OBJECTIVE -
Isolate every line in the records below with "конкретных" in it.

+---+

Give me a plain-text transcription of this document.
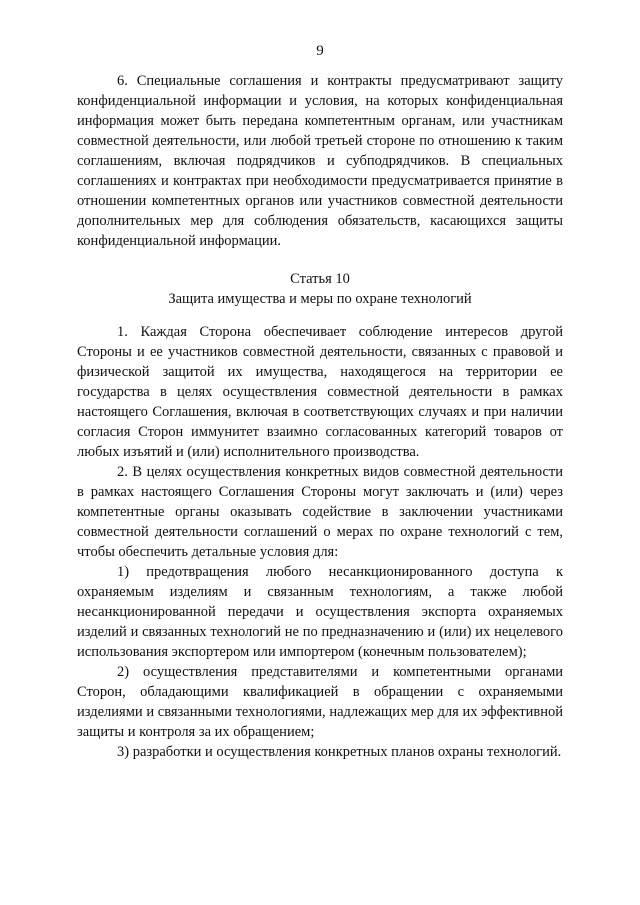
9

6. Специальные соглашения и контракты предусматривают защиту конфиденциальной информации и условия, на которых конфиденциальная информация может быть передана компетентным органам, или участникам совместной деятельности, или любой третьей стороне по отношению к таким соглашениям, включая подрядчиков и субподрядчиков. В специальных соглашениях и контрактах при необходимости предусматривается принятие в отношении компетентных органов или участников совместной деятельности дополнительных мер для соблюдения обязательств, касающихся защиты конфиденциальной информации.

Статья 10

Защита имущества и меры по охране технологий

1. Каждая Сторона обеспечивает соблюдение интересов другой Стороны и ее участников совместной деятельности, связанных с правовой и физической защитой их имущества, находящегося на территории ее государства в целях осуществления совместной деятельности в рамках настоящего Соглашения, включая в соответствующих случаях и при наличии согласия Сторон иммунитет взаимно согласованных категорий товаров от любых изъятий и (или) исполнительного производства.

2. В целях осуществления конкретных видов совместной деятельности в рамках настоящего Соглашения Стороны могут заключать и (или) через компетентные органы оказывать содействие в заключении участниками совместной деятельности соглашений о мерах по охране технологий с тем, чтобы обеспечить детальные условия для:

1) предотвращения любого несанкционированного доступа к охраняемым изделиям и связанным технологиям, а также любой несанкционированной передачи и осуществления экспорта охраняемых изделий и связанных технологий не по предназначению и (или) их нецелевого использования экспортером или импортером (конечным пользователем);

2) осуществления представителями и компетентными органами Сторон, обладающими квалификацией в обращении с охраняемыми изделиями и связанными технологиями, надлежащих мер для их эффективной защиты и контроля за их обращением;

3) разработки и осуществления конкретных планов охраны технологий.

+---+

RESULT BELOW -
2. В целях осуществления конкретных видов совместной деятельности в рамках настоящего Соглашения Стороны могут заключать и (или) через компетентные органы оказывать содействие в заключении участниками совместной деятельности соглашений о мерах по охране технологий с тем, чтобы обеспечить детальные условия для:
3) разработки и осуществления конкретных планов охраны технологий.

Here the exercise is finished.